(INSTRUCTION)
Your task is to copy the listing exactly. Drop any pictures from the copy.

##### DATASET RECORDS #####

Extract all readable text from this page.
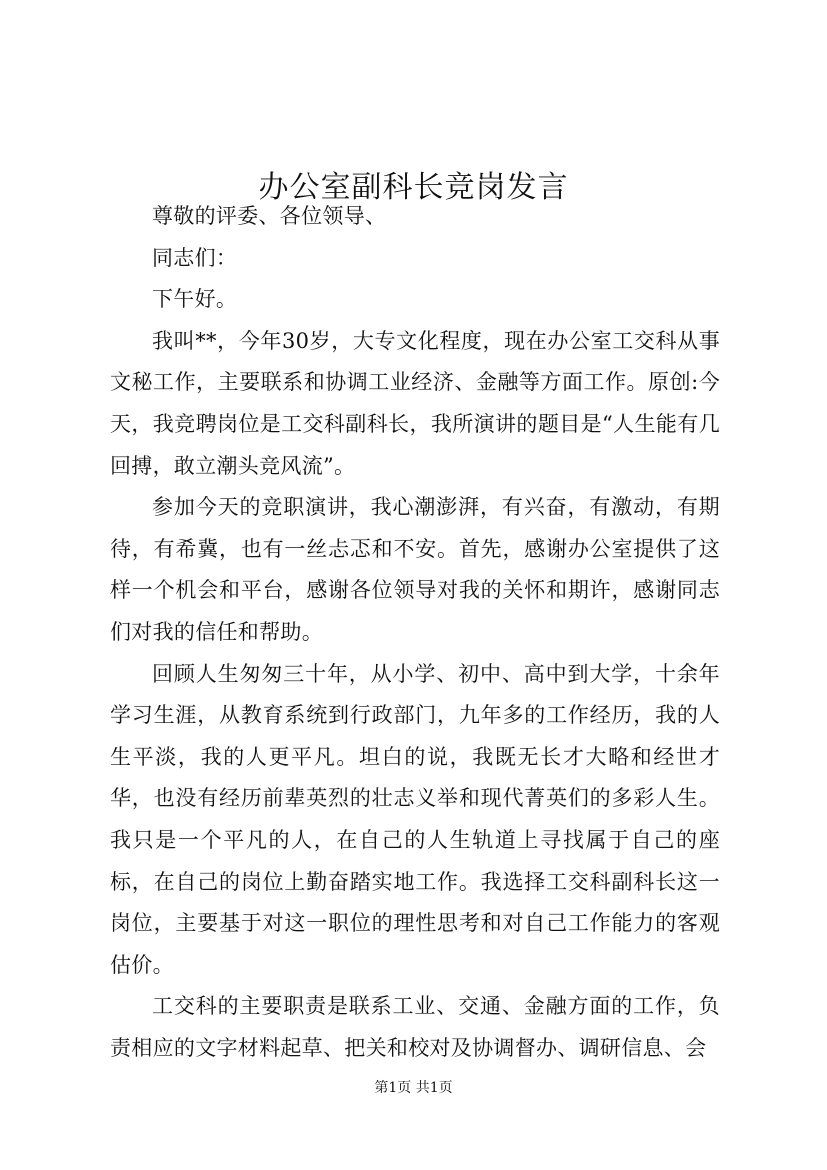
办公室副科长竞岗发言

尊敬的评委、各位领导、

同志们：

下午好。

我叫**，今年30岁，大专文化程度，现在办公室工交科从事文秘工作，主要联系和协调工业经济、金融等方面工作。原创:今天，我竞聘岗位是工交科副科长，我所演讲的题目是“人生能有几回搏，敢立潮头竞风流”。

参加今天的竞职演讲，我心潮澎湃，有兴奋，有激动，有期待，有希冀，也有一丝忐忑和不安。首先，感谢办公室提供了这样一个机会和平台，感谢各位领导对我的关怀和期许，感谢同志们对我的信任和帮助。

回顾人生匆匆三十年，从小学、初中、高中到大学，十余年学习生涯，从教育系统到行政部门，九年多的工作经历，我的人生平淡，我的人更平凡。坦白的说，我既无长才大略和经世才华，也没有经历前辈英烈的壮志义举和现代菁英们的多彩人生。我只是一个平凡的人，在自己的人生轨道上寻找属于自己的座标，在自己的岗位上勤奋踏实地工作。我选择工交科副科长这一岗位，主要基于对这一职位的理性思考和对自己工作能力的客观估价。

工交科的主要职责是联系工业、交通、金融方面的工作，负责相应的文字材料起草、把关和校对及协调督办、调研信息、会

第1页 共1页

#####

(SOLUTION TO THIS EXERCISE)
Extract all readable text from this page.
办公室副科长竞岗发言

尊敬的评委、各位领导、

同志们：

下午好。

我叫**，今年30岁，大专文化程度，现在办公室工交科从事文秘工作，主要联系和协调工业经济、金融等方面工作。原创:今天，我竞聘岗位是工交科副科长，我所演讲的题目是“人生能有几回搏，敢立潮头竞风流”。

参加今天的竞职演讲，我心潮澎湃，有兴奋，有激动，有期待，有希冀，也有一丝忐忑和不安。首先，感谢办公室提供了这样一个机会和平台，感谢各位领导对我的关怀和期许，感谢同志们对我的信任和帮助。

回顾人生匆匆三十年，从小学、初中、高中到大学，十余年学习生涯，从教育系统到行政部门，九年多的工作经历，我的人生平淡，我的人更平凡。坦白的说，我既无长才大略和经世才华，也没有经历前辈英烈的壮志义举和现代菁英们的多彩人生。我只是一个平凡的人，在自己的人生轨道上寻找属于自己的座标，在自己的岗位上勤奋踏实地工作。我选择工交科副科长这一岗位，主要基于对这一职位的理性思考和对自己工作能力的客观估价。

工交科的主要职责是联系工业、交通、金融方面的工作，负责相应的文字材料起草、把关和校对及协调督办、调研信息、会

第1页 共1页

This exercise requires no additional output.